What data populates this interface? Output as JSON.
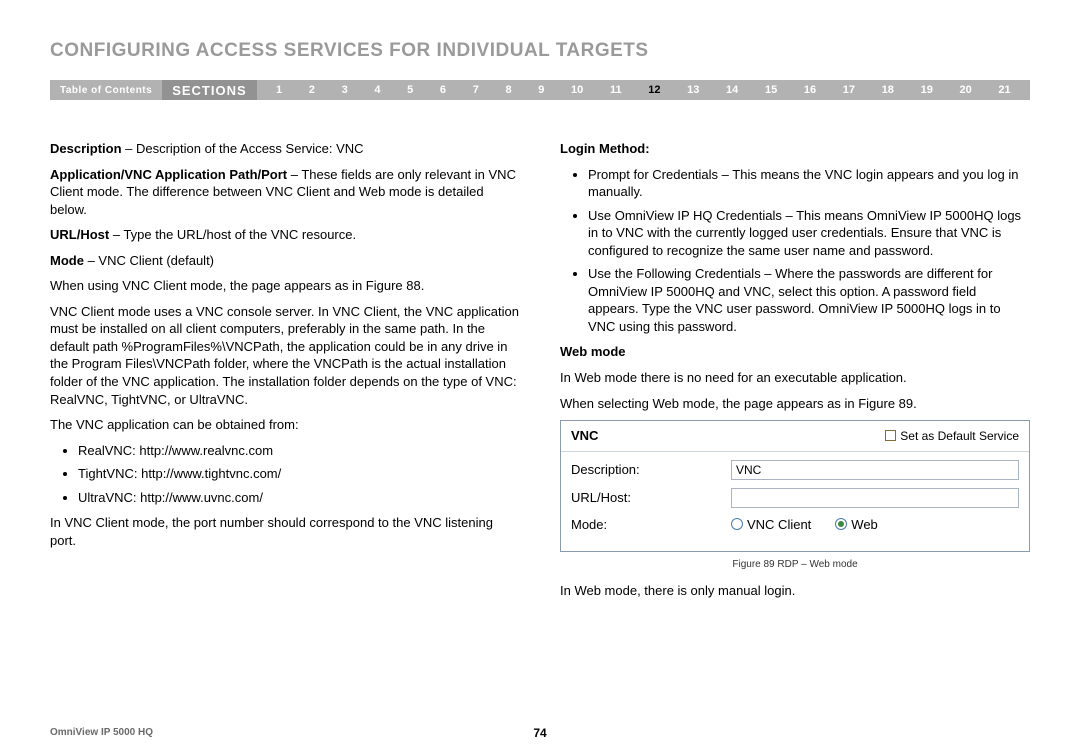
{
  "title": "CONFIGURING ACCESS SERVICES FOR INDIVIDUAL TARGETS",
  "nav": {
    "toc": "Table of Contents",
    "sections_label": "SECTIONS",
    "numbers": [
      "1",
      "2",
      "3",
      "4",
      "5",
      "6",
      "7",
      "8",
      "9",
      "10",
      "11",
      "12",
      "13",
      "14",
      "15",
      "16",
      "17",
      "18",
      "19",
      "20",
      "21"
    ],
    "active": "12"
  },
  "left": {
    "p1_bold": "Description",
    "p1_rest": " – Description of the Access Service: VNC",
    "p2_bold": "Application/VNC Application Path/Port",
    "p2_rest": " – These fields are only relevant in VNC Client mode. The difference between VNC Client and Web mode is detailed below.",
    "p3_bold": "URL/Host",
    "p3_rest": " – Type the URL/host of the VNC resource.",
    "p4_bold": "Mode",
    "p4_rest": " – VNC Client (default)",
    "p5": "When using VNC Client mode, the page appears as in Figure 88.",
    "p6": "VNC Client mode uses a VNC console server. In VNC Client, the VNC application must be installed on all client computers, preferably in the same path. In the default path %ProgramFiles%\\VNCPath, the application could be in any drive in the Program Files\\VNCPath folder, where the VNCPath is the actual installation folder of the VNC application. The installation folder depends on the type of VNC: RealVNC, TightVNC, or UltraVNC.",
    "p7": "The VNC application can be obtained from:",
    "li1": "RealVNC: http://www.realvnc.com",
    "li2": "TightVNC: http://www.tightvnc.com/",
    "li3": "UltraVNC: http://www.uvnc.com/",
    "p8": "In VNC Client mode, the port number should correspond to the VNC listening port."
  },
  "right": {
    "h1": "Login Method:",
    "b1": "Prompt for Credentials – This means the VNC login appears and you log in manually.",
    "b2": "Use OmniView IP HQ Credentials – This means OmniView IP 5000HQ logs in to VNC with the currently logged user credentials. Ensure that VNC is configured to recognize the same user name and password.",
    "b3": "Use the Following Credentials – Where the passwords are different for OmniView IP 5000HQ and VNC, select this option. A password field appears. Type the VNC user password. OmniView IP 5000HQ logs in to VNC using this password.",
    "h2": "Web mode",
    "p1": "In Web mode there is no need for an executable application.",
    "p2": "When selecting Web mode, the page appears as in Figure 89.",
    "fig": {
      "head_left": "VNC",
      "head_right": "Set as Default Service",
      "row1_lbl": "Description:",
      "row1_val": "VNC",
      "row2_lbl": "URL/Host:",
      "row2_val": "",
      "row3_lbl": "Mode:",
      "radio1": "VNC Client",
      "radio2": "Web"
    },
    "caption": "Figure 89 RDP – Web mode",
    "p3": "In Web mode, there is only manual login."
  },
  "footer": {
    "left": "OmniView IP 5000 HQ",
    "page": "74"
  }
}
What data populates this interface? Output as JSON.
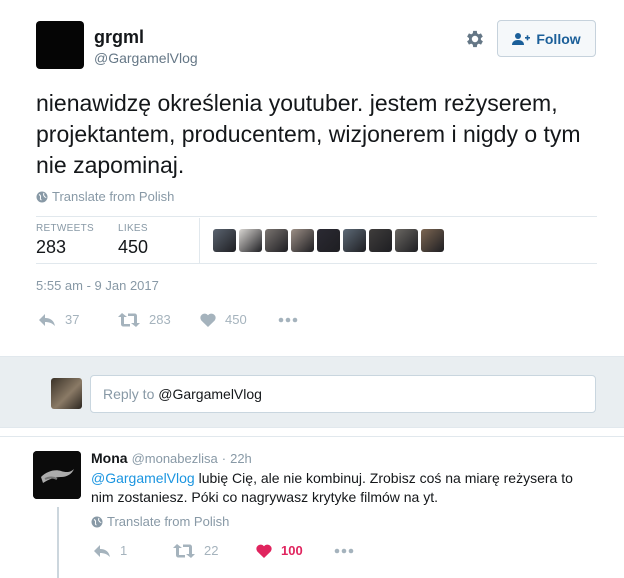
━━━━━━━━━━
*Task to complete*: Check each line above for the string "password", then copy the ones that have it.

*Answer to this exercise*:
    "b2": "Use OmniView IP HQ Credentials – This means OmniView IP 5000HQ logs in to VNC with the currently logged user credentials. Ensure that VNC is configured to recognize the same user name and password.",
    "b3": "Use the Following Credentials – Where the passwords are different for OmniView IP 5000HQ and VNC, select this option. A password field appears. Type the VNC user password. OmniView IP 5000HQ logs in to VNC using this password.",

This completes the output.